Venetian Settles With Nevada Regulators for $7.2 Million Over Bowyer Scandal

Apollo Global Management’s Venetian Resort Las Vegas agreed to pay $7.2 million to Nevada gaming regulators over its dealings with convicted illegal bookmaker Mathew Bowyer.
This brings the total fines levied against Las Vegas Strip casinos in the Bowyer case to $34 million across four properties. The Nevada Gaming Commission will consider the stipulated settlement at its August hearing.
The case presents an unusual wrinkle in these types of settlements. The bulk of Bowyer’s activity at the Venetian took place between 2019 and 2021, when Las Vegas Sands Corp. still operated the property. Apollo acquired the resort from Sands in February 2022 as part of a $6.25 billion transaction, paying $2.25 billion for the operations.
Under the legal doctrine of successor liability, Apollo inherited not just the casino’s assets but its regulatory obligations, including any penalties arising from conduct that occurred before the sale closed. Apollo is paying for a compliance failure it did not commit.
****************
| Goal of the exercise |
Quote the Venetian settlement article in full, word for word.

| Recorded data |
****************
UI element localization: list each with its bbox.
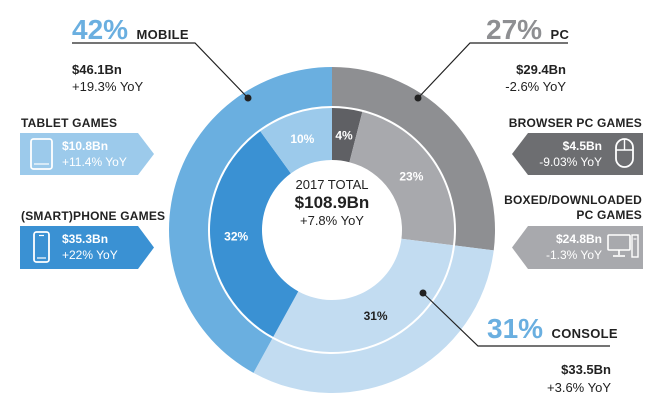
boxed-games-tag [512, 226, 643, 269]
console-name: CONSOLE [551, 326, 618, 341]
inner-ring [209, 108, 454, 352]
smartphone-icon [33, 231, 50, 263]
console-pct: 31% [487, 313, 544, 344]
inner-label-tablet-games: 10% [290, 132, 314, 146]
browser-games-values: $4.5Bn -9.03% YoY [539, 138, 602, 170]
inner-label-console: 31% [364, 309, 388, 323]
outer-ring [169, 67, 495, 394]
boxed-games-values: $24.8Bn -1.3% YoY [546, 231, 602, 263]
inner-ring-labels: 4% 23% 31% 32% 10% [224, 128, 424, 323]
mobile-pct: 42% [72, 14, 129, 45]
mobile-name: MOBILE [136, 27, 189, 42]
outer-slice-console [253, 245, 494, 394]
phone-games-values: $35.3Bn +22% YoY [62, 231, 118, 263]
pc-leader-dot [414, 94, 422, 102]
mobile-value: $46.1Bn [72, 62, 122, 77]
mobile-yoy: +19.3% YoY [72, 79, 144, 94]
center-total: 2017 TOTAL $108.9Bn +7.8% YoY [277, 177, 387, 228]
phone-games-tag [20, 226, 154, 269]
boxed-games-title: BOXED/DOWNLOADED PC GAMES [504, 193, 642, 223]
boxed-value: $24.8Bn [555, 232, 602, 246]
center-value: $108.9Bn [294, 193, 370, 212]
console-leader-dot [419, 289, 427, 297]
mobile-header: 42% MOBILE [72, 14, 189, 46]
boxed-title-line2: PC GAMES [576, 208, 642, 222]
center-label: 2017 TOTAL [295, 177, 369, 192]
pc-yoy: -2.6% YoY [505, 79, 566, 94]
mobile-leader-line [72, 42, 249, 99]
mouse-icon [615, 138, 634, 168]
phone-games-title: (SMART)PHONE GAMES [21, 209, 166, 223]
inner-label-browser-pc-games: 4% [335, 128, 353, 142]
browser-yoy: -9.03% YoY [539, 155, 602, 169]
browser-games-title: BROWSER PC GAMES [508, 116, 642, 130]
tablet-games-title: TABLET GAMES [21, 116, 118, 130]
pc-name: PC [550, 27, 570, 42]
boxed-title-line1: BOXED/DOWNLOADED [504, 193, 642, 207]
browser-games-tag [512, 133, 643, 175]
center-hole [263, 161, 401, 299]
tablet-games-tag [20, 133, 154, 175]
browser-value: $4.5Bn [562, 139, 602, 153]
pc-leader-line [417, 42, 568, 99]
inner-label-smart-phone-games: 32% [224, 230, 248, 244]
outer-slice-mobile [169, 67, 332, 373]
inner-slice-boxed-downloaded-pc-games [349, 111, 454, 246]
console-header: 31% CONSOLE [487, 313, 618, 345]
leader-lines [72, 42, 610, 347]
tablet-value: $10.8Bn [62, 139, 109, 153]
phone-value: $35.3Bn [62, 232, 109, 246]
pc-pct: 27% [486, 14, 543, 45]
tablet-games-values: $10.8Bn +11.4% YoY [62, 138, 127, 170]
inner-slice-smart-phone-games [209, 131, 299, 337]
boxed-yoy: -1.3% YoY [545, 248, 602, 262]
console-leader-line [422, 292, 610, 347]
mobile-leader-dot [244, 94, 252, 102]
phone-yoy: +22% YoY [62, 248, 118, 262]
inner-slice-tablet-games [260, 108, 332, 174]
pc-header: 27% PC [486, 14, 569, 46]
tablet-icon [30, 138, 53, 170]
inner-slice-console [273, 238, 454, 352]
desktop-computer-icon [607, 234, 639, 258]
tablet-yoy: +11.4% YoY [62, 155, 127, 169]
console-yoy: +3.6% YoY [547, 380, 611, 395]
pc-value: $29.4Bn [516, 62, 566, 77]
inner-label-boxed-downloaded-pc-games: 23% [399, 170, 423, 184]
outer-slice-pc [332, 67, 495, 251]
center-yoy: +7.8% YoY [300, 213, 364, 228]
console-value: $33.5Bn [561, 362, 611, 377]
inner-slice-browser-pc-games [332, 108, 363, 163]
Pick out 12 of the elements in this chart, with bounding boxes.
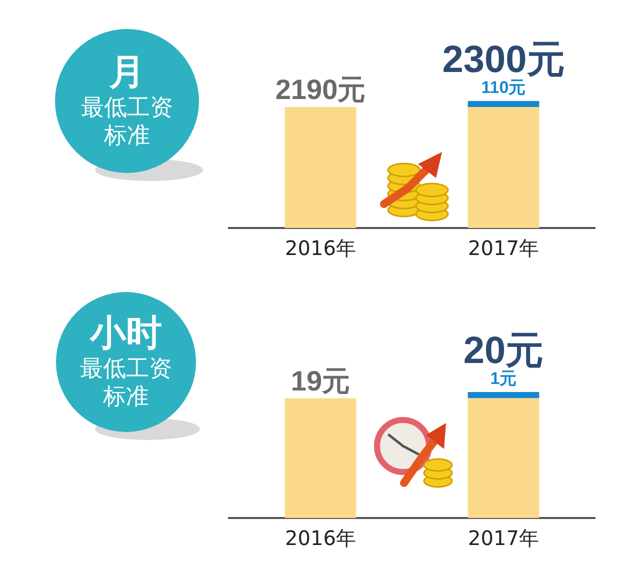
data-label: 110元 [481, 78, 526, 97]
chart-title: 小时 [90, 313, 162, 355]
chart-title: 月 [109, 52, 145, 94]
x-tick-label: 2016年 [285, 526, 356, 550]
x-tick-label: 2016年 [285, 236, 356, 260]
data-label: 2190元 [275, 74, 366, 106]
chart-subtitle: 最低工资标准 [80, 94, 174, 150]
x-tick-label: 2017年 [468, 526, 539, 550]
data-label: 19元 [290, 365, 350, 396]
chart-subtitle: 最低工资标准 [79, 355, 173, 411]
data-label: 1元 [490, 369, 517, 388]
x-tick-label: 2017年 [468, 236, 539, 260]
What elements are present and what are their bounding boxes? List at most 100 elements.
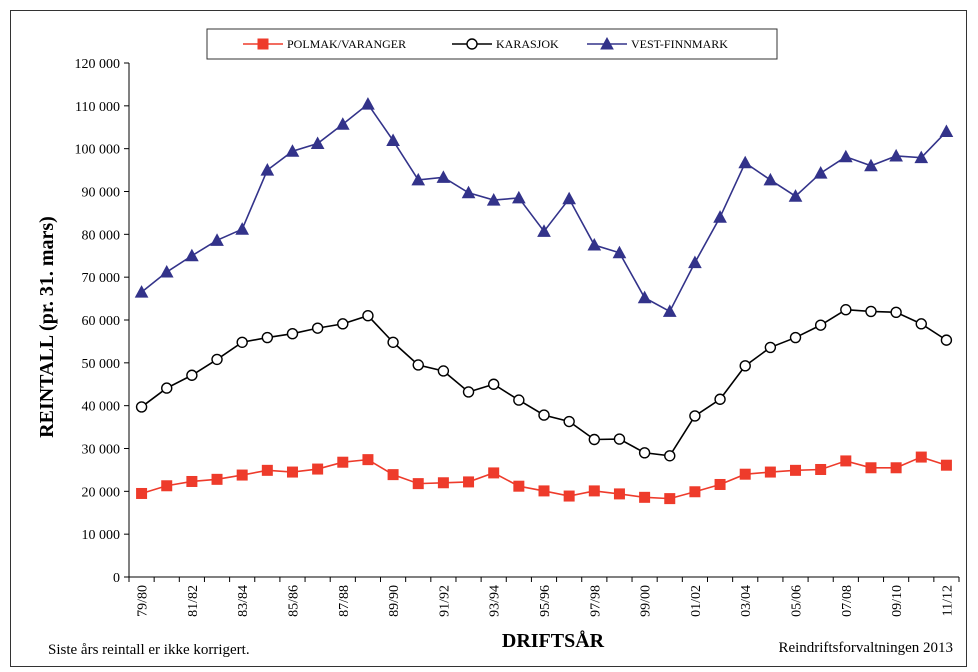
****************
| Solved exercise |
Venetian Settles With Nevada Regulators for $7.2 Million Over Bowyer Scandal

Apollo Global Management’s Venetian Resort Las Vegas agreed to pay $7.2 million to Nevada gaming regulators over its dealings with convicted illegal bookmaker Mathew Bowyer.
This brings the total fines levied against Las Vegas Strip casinos in the Bowyer case to $34 million across four properties. The Nevada Gaming Commission will consider the stipulated settlement at its August hearing.
The case presents an unusual wrinkle in these types of settlements. The bulk of Bowyer’s activity at the Venetian took place between 2019 and 2021, when Las Vegas Sands Corp. still operated the property. Apollo acquired the resort from Sands in February 2022 as part of a $6.25 billion transaction, paying $2.25 billion for the operations.
Under the legal doctrine of successor liability, Apollo inherited not just the casino’s assets but its regulatory obligations, including any penalties arising from conduct that occurred before the sale closed. Apollo is paying for a compliance failure it did not commit.